## Begin Extracted information
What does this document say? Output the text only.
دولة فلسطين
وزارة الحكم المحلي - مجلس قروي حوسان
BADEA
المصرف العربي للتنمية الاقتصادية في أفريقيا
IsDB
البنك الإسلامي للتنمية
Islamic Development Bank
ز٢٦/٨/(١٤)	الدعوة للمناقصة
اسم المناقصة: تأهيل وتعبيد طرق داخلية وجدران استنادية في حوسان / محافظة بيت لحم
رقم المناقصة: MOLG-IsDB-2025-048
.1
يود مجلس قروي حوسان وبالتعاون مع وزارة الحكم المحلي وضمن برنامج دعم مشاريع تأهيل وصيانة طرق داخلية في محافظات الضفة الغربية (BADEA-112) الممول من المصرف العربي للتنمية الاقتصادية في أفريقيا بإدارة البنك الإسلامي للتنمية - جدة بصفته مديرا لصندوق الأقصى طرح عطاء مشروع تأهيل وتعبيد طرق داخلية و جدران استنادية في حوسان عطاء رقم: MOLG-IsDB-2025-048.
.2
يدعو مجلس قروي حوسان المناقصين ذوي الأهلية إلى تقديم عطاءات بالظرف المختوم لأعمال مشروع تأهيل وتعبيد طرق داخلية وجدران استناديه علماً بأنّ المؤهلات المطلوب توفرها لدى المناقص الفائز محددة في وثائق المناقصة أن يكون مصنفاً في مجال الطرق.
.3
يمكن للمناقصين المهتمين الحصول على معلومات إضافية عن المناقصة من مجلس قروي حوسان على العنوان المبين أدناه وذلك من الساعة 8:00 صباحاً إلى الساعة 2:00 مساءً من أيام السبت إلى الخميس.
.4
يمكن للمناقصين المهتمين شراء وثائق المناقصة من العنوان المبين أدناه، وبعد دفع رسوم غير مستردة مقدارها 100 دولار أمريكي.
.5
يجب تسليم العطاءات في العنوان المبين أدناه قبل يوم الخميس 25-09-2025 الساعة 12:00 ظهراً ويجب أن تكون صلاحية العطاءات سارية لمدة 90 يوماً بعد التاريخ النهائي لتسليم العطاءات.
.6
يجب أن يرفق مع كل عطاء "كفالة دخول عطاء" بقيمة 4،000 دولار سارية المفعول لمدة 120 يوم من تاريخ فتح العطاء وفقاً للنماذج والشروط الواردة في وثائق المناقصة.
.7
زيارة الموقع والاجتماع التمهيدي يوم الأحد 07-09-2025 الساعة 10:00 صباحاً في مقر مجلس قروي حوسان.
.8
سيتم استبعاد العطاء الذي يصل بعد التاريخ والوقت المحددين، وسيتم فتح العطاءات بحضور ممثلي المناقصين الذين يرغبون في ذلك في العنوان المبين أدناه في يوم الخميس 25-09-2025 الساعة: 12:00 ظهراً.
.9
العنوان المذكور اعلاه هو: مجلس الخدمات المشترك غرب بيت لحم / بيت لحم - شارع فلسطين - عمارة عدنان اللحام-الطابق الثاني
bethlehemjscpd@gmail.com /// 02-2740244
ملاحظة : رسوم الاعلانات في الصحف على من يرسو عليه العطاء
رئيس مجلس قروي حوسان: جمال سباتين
## End Extracted information
### Requirement
Write each line above out exactly.

### Solution to the problem
What does this document say? Output the text only.
دولة فلسطين
وزارة الحكم المحلي - مجلس قروي حوسان
BADEA
المصرف العربي للتنمية الاقتصادية في أفريقيا
IsDB
البنك الإسلامي للتنمية
Islamic Development Bank
ز٢٦/٨/(١٤)	الدعوة للمناقصة
اسم المناقصة: تأهيل وتعبيد طرق داخلية وجدران استنادية في حوسان / محافظة بيت لحم
رقم المناقصة: MOLG-IsDB-2025-048
.1
يود مجلس قروي حوسان وبالتعاون مع وزارة الحكم المحلي وضمن برنامج دعم مشاريع تأهيل وصيانة طرق داخلية في محافظات الضفة الغربية (BADEA-112) الممول من المصرف العربي للتنمية الاقتصادية في أفريقيا بإدارة البنك الإسلامي للتنمية - جدة بصفته مديرا لصندوق الأقصى طرح عطاء مشروع تأهيل وتعبيد طرق داخلية و جدران استنادية في حوسان عطاء رقم: MOLG-IsDB-2025-048.
.2
يدعو مجلس قروي حوسان المناقصين ذوي الأهلية إلى تقديم عطاءات بالظرف المختوم لأعمال مشروع تأهيل وتعبيد طرق داخلية وجدران استناديه علماً بأنّ المؤهلات المطلوب توفرها لدى المناقص الفائز محددة في وثائق المناقصة أن يكون مصنفاً في مجال الطرق.
.3
يمكن للمناقصين المهتمين الحصول على معلومات إضافية عن المناقصة من مجلس قروي حوسان على العنوان المبين أدناه وذلك من الساعة 8:00 صباحاً إلى الساعة 2:00 مساءً من أيام السبت إلى الخميس.
.4
يمكن للمناقصين المهتمين شراء وثائق المناقصة من العنوان المبين أدناه، وبعد دفع رسوم غير مستردة مقدارها 100 دولار أمريكي.
.5
يجب تسليم العطاءات في العنوان المبين أدناه قبل يوم الخميس 25-09-2025 الساعة 12:00 ظهراً ويجب أن تكون صلاحية العطاءات سارية لمدة 90 يوماً بعد التاريخ النهائي لتسليم العطاءات.
.6
يجب أن يرفق مع كل عطاء "كفالة دخول عطاء" بقيمة 4،000 دولار سارية المفعول لمدة 120 يوم من تاريخ فتح العطاء وفقاً للنماذج والشروط الواردة في وثائق المناقصة.
.7
زيارة الموقع والاجتماع التمهيدي يوم الأحد 07-09-2025 الساعة 10:00 صباحاً في مقر مجلس قروي حوسان.
.8
سيتم استبعاد العطاء الذي يصل بعد التاريخ والوقت المحددين، وسيتم فتح العطاءات بحضور ممثلي المناقصين الذين يرغبون في ذلك في العنوان المبين أدناه في يوم الخميس 25-09-2025 الساعة: 12:00 ظهراً.
.9
العنوان المذكور اعلاه هو: مجلس الخدمات المشترك غرب بيت لحم / بيت لحم - شارع فلسطين - عمارة عدنان اللحام-الطابق الثاني
bethlehemjscpd@gmail.com /// 02-2740244
ملاحظة : رسوم الاعلانات في الصحف على من يرسو عليه العطاء
رئيس مجلس قروي حوسان: جمال سباتين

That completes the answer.